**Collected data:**

***

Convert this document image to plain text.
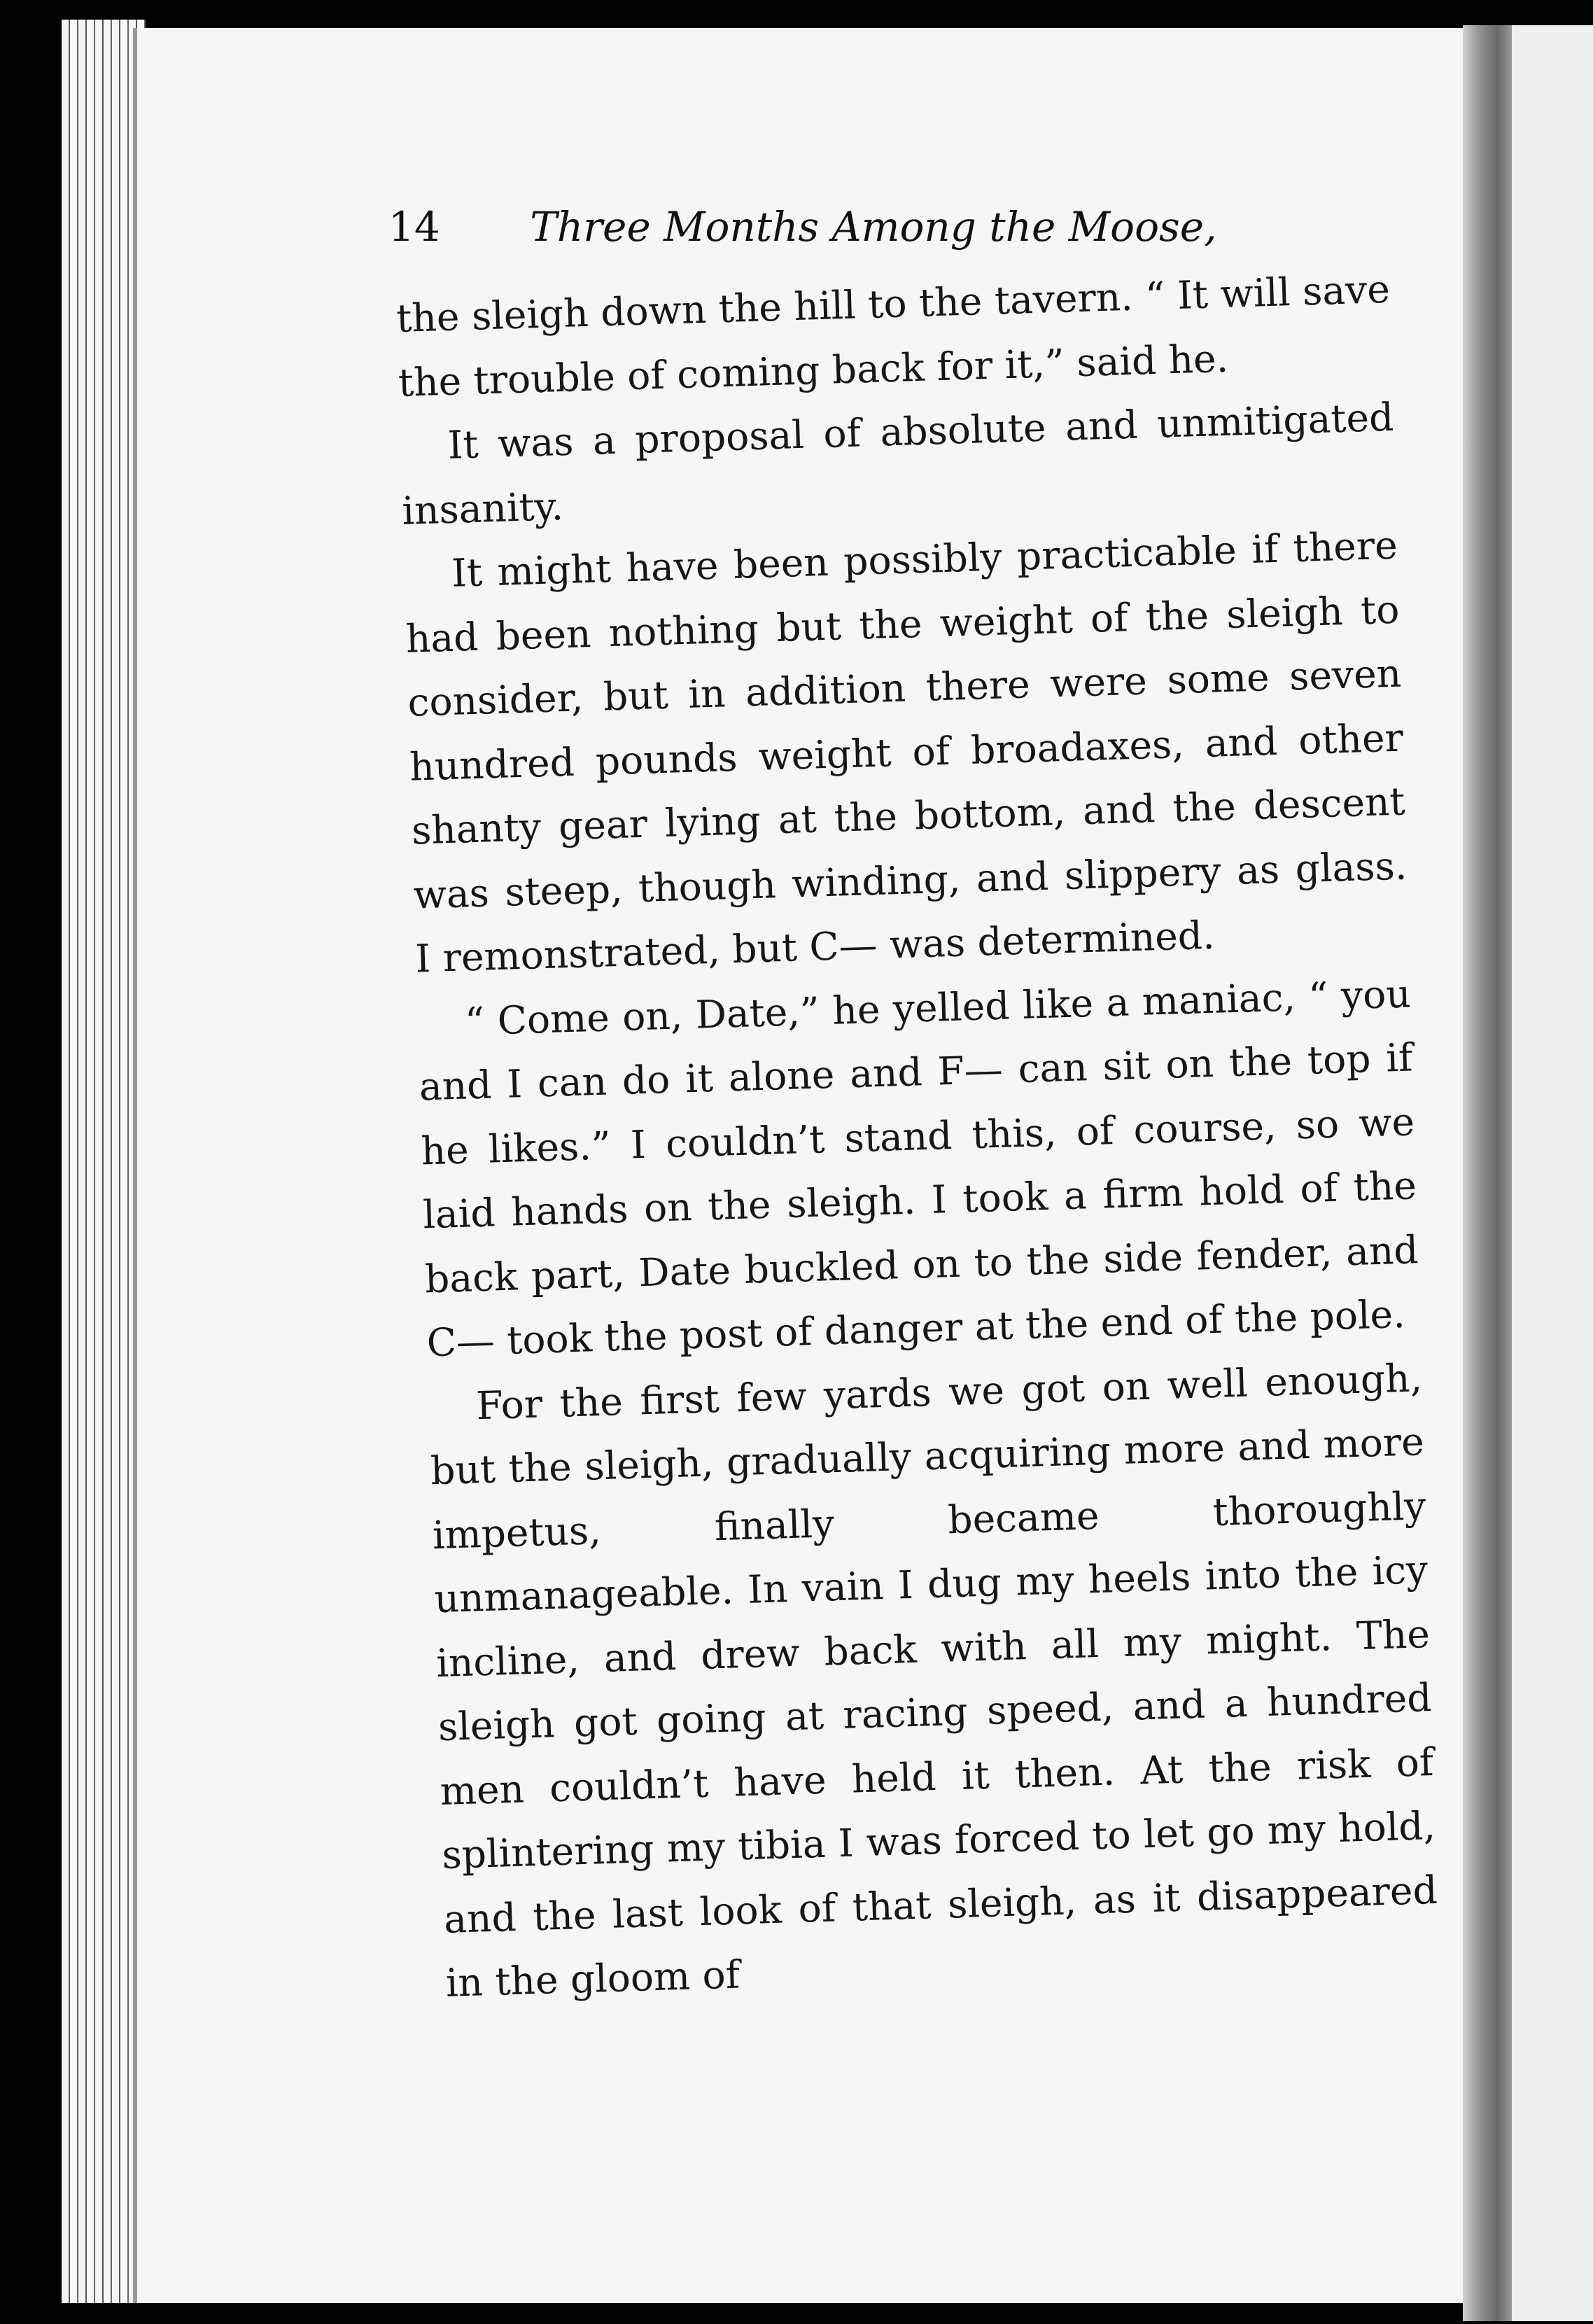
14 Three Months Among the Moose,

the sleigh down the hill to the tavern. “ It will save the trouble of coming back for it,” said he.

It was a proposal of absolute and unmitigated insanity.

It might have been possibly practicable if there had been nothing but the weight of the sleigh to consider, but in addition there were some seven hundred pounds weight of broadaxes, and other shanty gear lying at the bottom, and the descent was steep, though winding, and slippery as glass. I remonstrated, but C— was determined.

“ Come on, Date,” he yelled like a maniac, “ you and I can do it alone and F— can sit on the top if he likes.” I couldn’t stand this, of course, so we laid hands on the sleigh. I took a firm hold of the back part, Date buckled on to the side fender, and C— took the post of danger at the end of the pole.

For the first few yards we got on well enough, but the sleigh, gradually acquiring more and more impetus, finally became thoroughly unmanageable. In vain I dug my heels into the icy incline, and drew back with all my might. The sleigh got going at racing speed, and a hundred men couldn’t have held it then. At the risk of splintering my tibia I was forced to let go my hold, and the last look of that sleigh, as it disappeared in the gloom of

***

**WRITTEN INSTRUCTION:** Reproduce all of the material above word for word. Omit the pictures.

**SOLUTION TO THE EXERCISE:**
Convert this document image to plain text.
14 Three Months Among the Moose,

the sleigh down the hill to the tavern. “ It will save the trouble of coming back for it,” said he.

It was a proposal of absolute and unmitigated insanity.

It might have been possibly practicable if there had been nothing but the weight of the sleigh to consider, but in addition there were some seven hundred pounds weight of broadaxes, and other shanty gear lying at the bottom, and the descent was steep, though winding, and slippery as glass. I remonstrated, but C— was determined.

“ Come on, Date,” he yelled like a maniac, “ you and I can do it alone and F— can sit on the top if he likes.” I couldn’t stand this, of course, so we laid hands on the sleigh. I took a firm hold of the back part, Date buckled on to the side fender, and C— took the post of danger at the end of the pole.

For the first few yards we got on well enough, but the sleigh, gradually acquiring more and more impetus, finally became thoroughly unmanageable. In vain I dug my heels into the icy incline, and drew back with all my might. The sleigh got going at racing speed, and a hundred men couldn’t have held it then. At the risk of splintering my tibia I was forced to let go my hold, and the last look of that sleigh, as it disappeared in the gloom of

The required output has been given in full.